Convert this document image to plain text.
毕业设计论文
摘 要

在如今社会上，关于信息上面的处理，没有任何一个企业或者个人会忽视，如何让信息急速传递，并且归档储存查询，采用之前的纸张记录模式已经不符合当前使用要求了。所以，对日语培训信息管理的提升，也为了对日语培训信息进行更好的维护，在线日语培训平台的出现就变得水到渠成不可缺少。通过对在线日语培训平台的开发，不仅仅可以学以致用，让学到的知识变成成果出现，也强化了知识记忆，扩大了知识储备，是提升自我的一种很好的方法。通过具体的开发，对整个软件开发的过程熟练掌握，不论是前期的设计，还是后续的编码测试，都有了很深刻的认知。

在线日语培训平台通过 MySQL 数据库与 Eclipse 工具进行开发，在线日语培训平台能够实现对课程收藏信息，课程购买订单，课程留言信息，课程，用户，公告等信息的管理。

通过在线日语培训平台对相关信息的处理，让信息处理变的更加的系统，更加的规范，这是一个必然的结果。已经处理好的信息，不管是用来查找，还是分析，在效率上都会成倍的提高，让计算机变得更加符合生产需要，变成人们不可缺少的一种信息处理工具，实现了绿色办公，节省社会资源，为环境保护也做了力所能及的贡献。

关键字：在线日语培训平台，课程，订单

---

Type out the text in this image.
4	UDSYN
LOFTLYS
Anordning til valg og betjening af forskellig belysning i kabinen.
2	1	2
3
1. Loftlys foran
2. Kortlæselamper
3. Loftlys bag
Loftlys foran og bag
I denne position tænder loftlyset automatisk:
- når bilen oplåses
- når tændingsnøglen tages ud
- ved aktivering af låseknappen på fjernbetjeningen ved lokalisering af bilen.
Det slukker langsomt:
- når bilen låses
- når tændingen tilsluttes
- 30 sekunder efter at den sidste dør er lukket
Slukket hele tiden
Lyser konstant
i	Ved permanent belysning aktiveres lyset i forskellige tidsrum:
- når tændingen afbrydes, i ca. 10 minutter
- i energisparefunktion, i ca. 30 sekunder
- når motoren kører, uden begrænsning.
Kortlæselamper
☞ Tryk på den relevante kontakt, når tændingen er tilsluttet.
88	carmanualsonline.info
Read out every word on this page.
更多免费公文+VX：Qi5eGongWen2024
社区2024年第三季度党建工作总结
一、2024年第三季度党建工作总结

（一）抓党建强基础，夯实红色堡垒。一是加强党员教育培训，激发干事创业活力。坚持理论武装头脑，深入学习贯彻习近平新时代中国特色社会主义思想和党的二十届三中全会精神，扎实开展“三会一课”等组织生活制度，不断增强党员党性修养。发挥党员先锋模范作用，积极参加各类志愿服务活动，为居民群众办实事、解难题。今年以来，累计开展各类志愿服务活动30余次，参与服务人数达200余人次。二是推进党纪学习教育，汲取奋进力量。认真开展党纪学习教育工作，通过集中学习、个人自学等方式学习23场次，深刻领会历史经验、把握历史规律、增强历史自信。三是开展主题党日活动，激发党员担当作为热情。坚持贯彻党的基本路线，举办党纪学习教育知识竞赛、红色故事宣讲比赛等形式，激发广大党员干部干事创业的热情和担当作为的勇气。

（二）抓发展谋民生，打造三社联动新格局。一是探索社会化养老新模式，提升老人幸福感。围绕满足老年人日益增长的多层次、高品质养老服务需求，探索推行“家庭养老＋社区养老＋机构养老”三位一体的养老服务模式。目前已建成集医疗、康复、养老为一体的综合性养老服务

...

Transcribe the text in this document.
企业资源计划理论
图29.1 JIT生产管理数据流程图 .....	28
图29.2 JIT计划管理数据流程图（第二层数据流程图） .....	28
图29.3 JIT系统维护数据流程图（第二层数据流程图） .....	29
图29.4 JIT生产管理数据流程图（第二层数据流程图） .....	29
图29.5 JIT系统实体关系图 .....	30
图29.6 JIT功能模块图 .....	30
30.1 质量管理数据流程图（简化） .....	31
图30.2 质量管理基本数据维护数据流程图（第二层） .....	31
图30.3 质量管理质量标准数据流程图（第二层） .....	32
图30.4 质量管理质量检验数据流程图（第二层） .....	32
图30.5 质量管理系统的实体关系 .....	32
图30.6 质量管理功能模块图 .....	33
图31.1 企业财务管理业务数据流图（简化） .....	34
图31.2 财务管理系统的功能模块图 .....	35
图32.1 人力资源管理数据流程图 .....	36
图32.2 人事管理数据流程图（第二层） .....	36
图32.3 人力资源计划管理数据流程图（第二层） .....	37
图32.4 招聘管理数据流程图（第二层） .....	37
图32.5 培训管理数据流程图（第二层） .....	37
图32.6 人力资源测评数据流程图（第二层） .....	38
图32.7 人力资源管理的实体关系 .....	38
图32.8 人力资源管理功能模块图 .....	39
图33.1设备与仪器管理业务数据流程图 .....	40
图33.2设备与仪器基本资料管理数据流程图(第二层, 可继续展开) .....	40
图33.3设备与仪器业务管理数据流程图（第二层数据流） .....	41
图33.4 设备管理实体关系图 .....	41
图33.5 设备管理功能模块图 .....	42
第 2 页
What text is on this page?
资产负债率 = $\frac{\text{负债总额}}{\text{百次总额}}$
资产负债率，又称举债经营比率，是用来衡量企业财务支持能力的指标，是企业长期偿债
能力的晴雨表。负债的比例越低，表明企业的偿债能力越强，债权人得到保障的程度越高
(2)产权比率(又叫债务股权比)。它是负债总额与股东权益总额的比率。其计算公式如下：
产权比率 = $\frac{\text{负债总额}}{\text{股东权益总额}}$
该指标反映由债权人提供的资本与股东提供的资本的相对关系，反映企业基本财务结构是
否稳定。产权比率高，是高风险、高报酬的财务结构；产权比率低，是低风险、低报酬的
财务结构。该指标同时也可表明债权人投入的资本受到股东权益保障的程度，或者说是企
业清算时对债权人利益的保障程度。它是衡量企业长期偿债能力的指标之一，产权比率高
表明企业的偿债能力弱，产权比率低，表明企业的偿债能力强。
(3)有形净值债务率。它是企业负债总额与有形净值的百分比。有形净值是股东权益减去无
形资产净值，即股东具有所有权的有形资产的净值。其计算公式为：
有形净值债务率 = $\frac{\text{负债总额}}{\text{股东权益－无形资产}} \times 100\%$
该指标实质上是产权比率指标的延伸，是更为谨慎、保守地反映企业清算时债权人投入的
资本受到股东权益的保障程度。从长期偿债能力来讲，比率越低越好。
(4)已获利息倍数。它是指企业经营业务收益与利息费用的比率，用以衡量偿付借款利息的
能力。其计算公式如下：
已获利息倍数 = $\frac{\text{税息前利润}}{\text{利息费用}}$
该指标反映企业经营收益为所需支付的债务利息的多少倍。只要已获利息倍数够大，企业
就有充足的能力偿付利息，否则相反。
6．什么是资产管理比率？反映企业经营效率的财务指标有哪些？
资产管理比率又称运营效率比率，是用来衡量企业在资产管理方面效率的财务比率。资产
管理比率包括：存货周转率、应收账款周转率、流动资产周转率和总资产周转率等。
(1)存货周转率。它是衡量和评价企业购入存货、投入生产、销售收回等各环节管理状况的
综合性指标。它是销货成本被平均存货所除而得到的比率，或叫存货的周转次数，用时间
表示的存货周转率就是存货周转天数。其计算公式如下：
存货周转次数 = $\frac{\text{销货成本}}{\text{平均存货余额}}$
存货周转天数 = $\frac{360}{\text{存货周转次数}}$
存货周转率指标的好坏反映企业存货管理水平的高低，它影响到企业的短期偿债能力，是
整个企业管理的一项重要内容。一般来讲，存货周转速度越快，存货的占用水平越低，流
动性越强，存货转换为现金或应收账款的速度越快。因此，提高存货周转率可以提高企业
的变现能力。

- **What the exercise asks**:
Find how many lines include the string "this" and report that number alone.

- **Solution**:
5